What the exercise asks:
Find the line containing "What text is on this page?", then print it and each following line through the end of the records, exactly and with nothing added; leave out any pictures.

(Records contained in a dataset)
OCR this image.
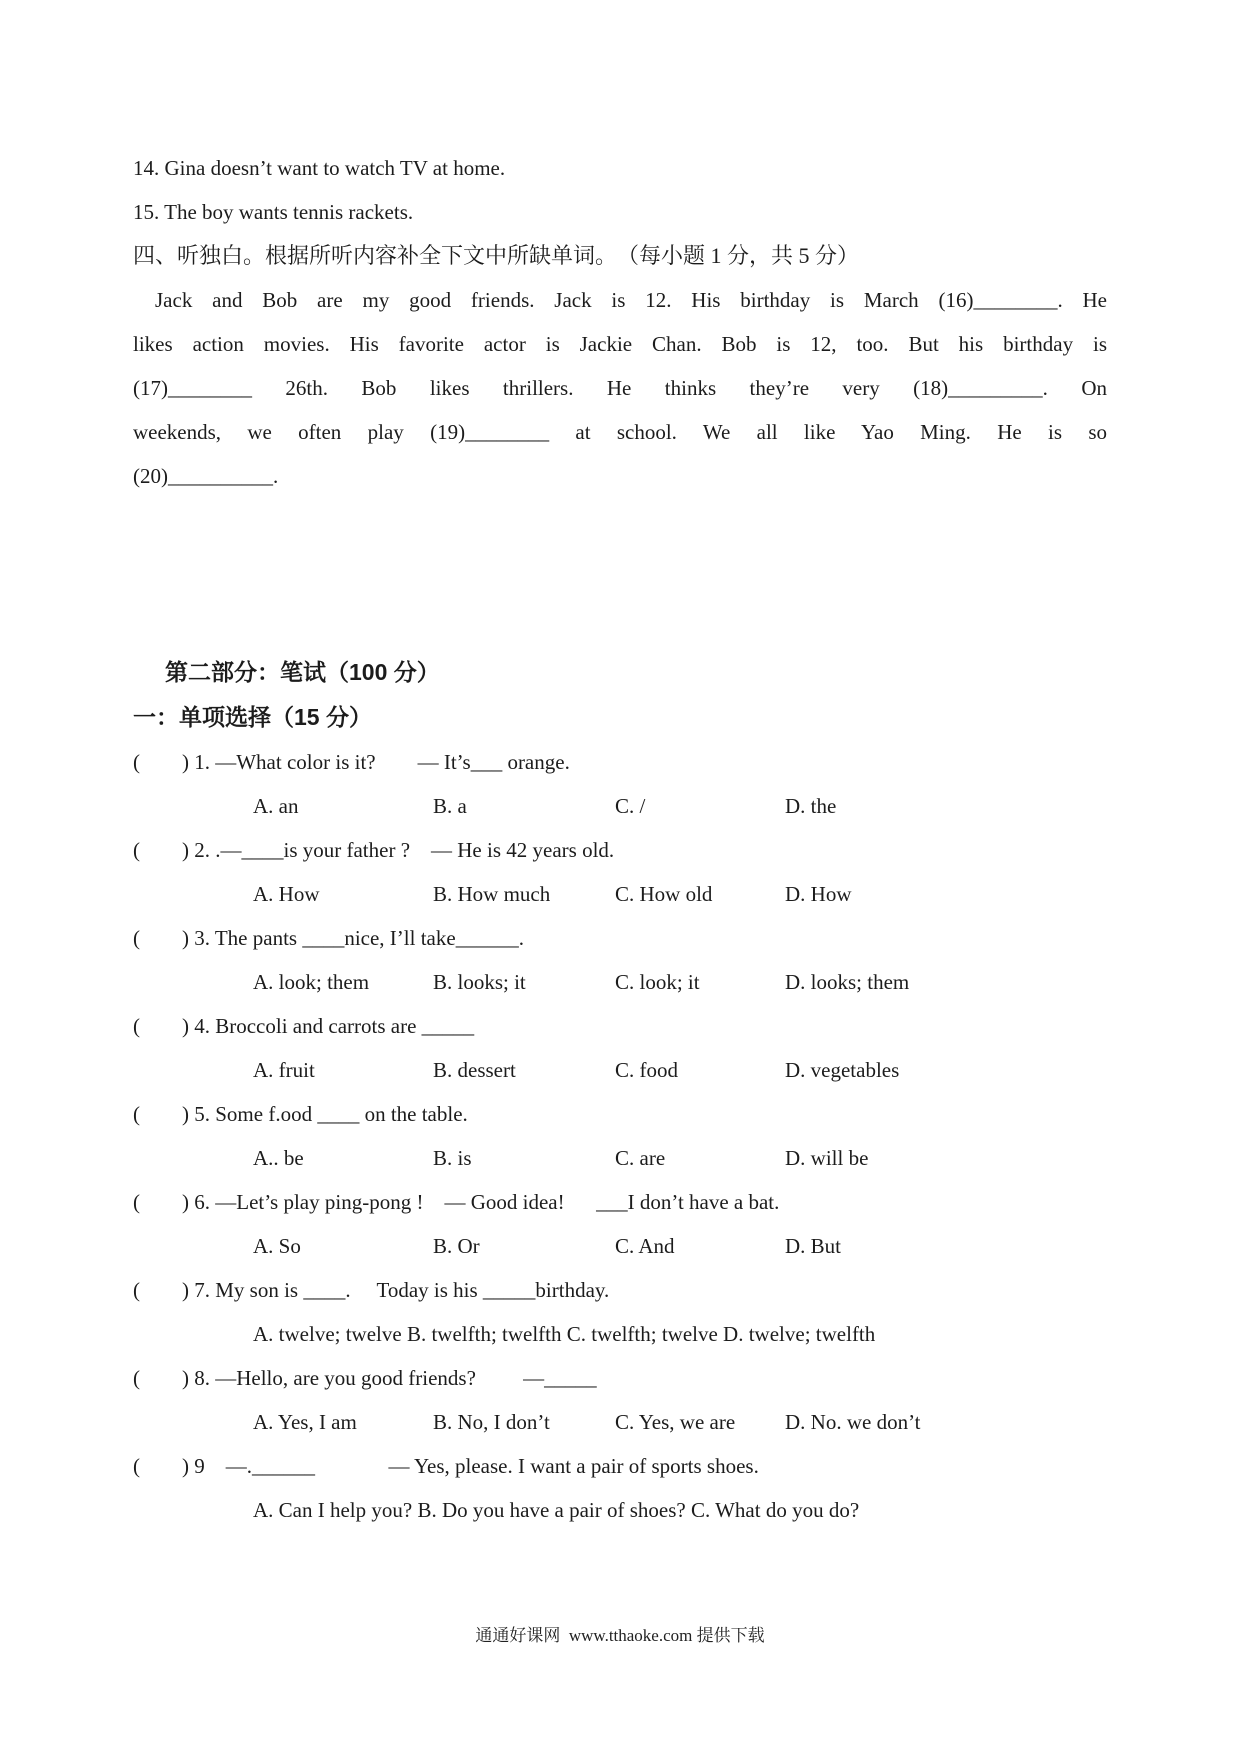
14. Gina doesn’t want to watch TV at home.
15. The boy wants tennis rackets.
四、听独白。根据所听内容补全下文中所缺单词。　（每小题 1 分，共 5 分）
Jack and Bob are my good friends. Jack is 12. His birthday is March (16)________. He
likes action movies. His favorite actor is Jackie Chan. Bob is 12, too. But his birthday is
(17)________ 26th. Bob likes thrillers. He thinks they’re very (18)_________. On
weekends, we often play (19)________ at school. We all like Yao Ming. He is so
(20)__________.
第二部分：笔试（100 分）
一：单项选择（15 分）
(        ) 1. —What color is it?        — It’s___ orange.
A. an	B. a	C. /	D. the
(        ) 2. .—____is your father ?    — He is 42 years old.
A. How	B. How much	C. How old	D. How
(        ) 3. The pants ____nice, I’ll take______.
A. look; them	B. looks; it	C. look; it	D. looks; them
(        ) 4. Broccoli and carrots are _____
A. fruit	B. dessert	C. food	D. vegetables
(        ) 5. Some f.ood ____ on the table.
A.. be	B. is	C. are	D. will be
(        ) 6. —Let’s play ping-pong !    — Good idea!      ___I don’t have a bat.
A. So	B. Or	C. And	D. But
(        ) 7. My son is ____.     Today is his _____birthday.
A. twelve; twelve B. twelfth; twelfth C. twelfth; twelve D. twelve; twelfth
(        ) 8. —Hello, are you good friends?         —_____
A. Yes, I am	B. No, I don’t	C. Yes, we are	D. No. we don’t
(        ) 9    —.______              — Yes, please. I want a pair of sports shoes.
A. Can I help you? B. Do you have a pair of shoes? C. What do you do?
通通好课网  www.tthaoke.com 提供下载
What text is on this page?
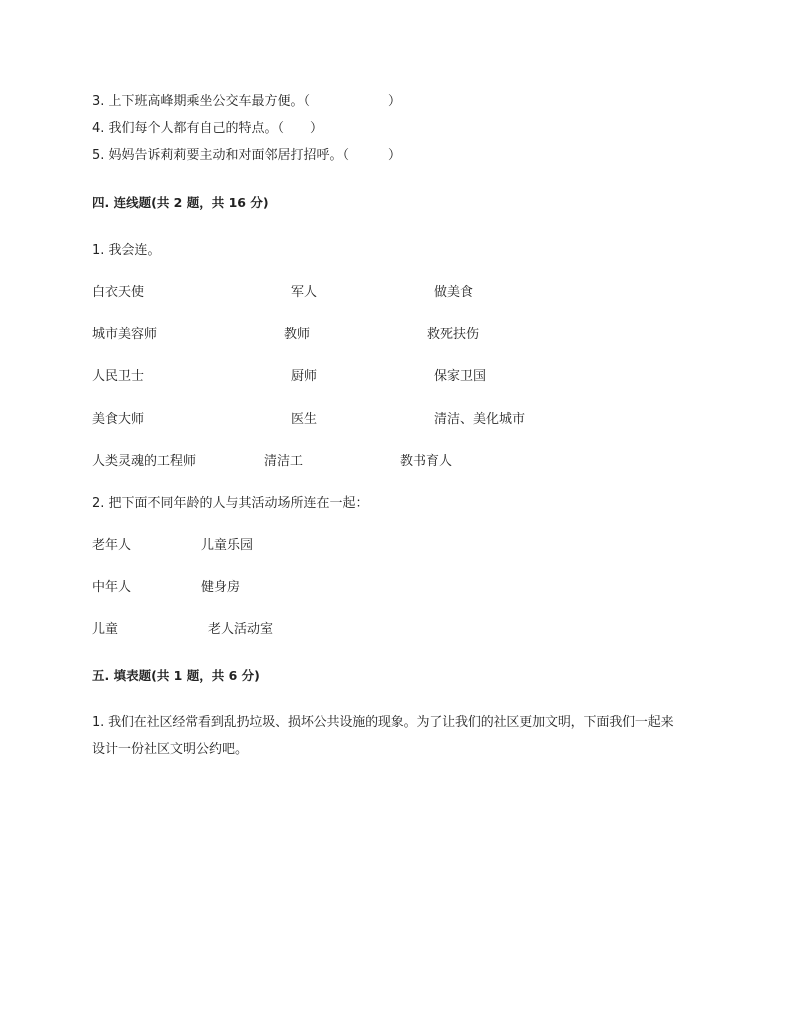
3. 上下班高峰期乘坐公交车最方便。（　　　　　　）
4. 我们每个人都有自己的特点。（　　）
5. 妈妈告诉莉莉要主动和对面邻居打招呼。（　　　）
四. 连线题(共 2 题，共 16 分)
1. 我会连。
白衣天使	军人	做美食
城市美容师	教师	救死扶伤
人民卫士	厨师	保家卫国
美食大师	医生	清洁、美化城市
人类灵魂的工程师	清洁工	教书育人
2. 把下面不同年龄的人与其活动场所连在一起：
老年人	儿童乐园
中年人	健身房
儿童	老人活动室
五. 填表题(共 1 题，共 6 分)
1. 我们在社区经常看到乱扔垃圾、损坏公共设施的现象。为了让我们的社区更加文明，下面我们一起来
设计一份社区文明公约吧。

The answer:
What text is on this page?
3. 上下班高峰期乘坐公交车最方便。（　　　　　　）
4. 我们每个人都有自己的特点。（　　）
5. 妈妈告诉莉莉要主动和对面邻居打招呼。（　　　）
四. 连线题(共 2 题，共 16 分)
1. 我会连。
白衣天使	军人	做美食
城市美容师	教师	救死扶伤
人民卫士	厨师	保家卫国
美食大师	医生	清洁、美化城市
人类灵魂的工程师	清洁工	教书育人
2. 把下面不同年龄的人与其活动场所连在一起：
老年人	儿童乐园
中年人	健身房
儿童	老人活动室
五. 填表题(共 1 题，共 6 分)
1. 我们在社区经常看到乱扔垃圾、损坏公共设施的现象。为了让我们的社区更加文明，下面我们一起来
设计一份社区文明公约吧。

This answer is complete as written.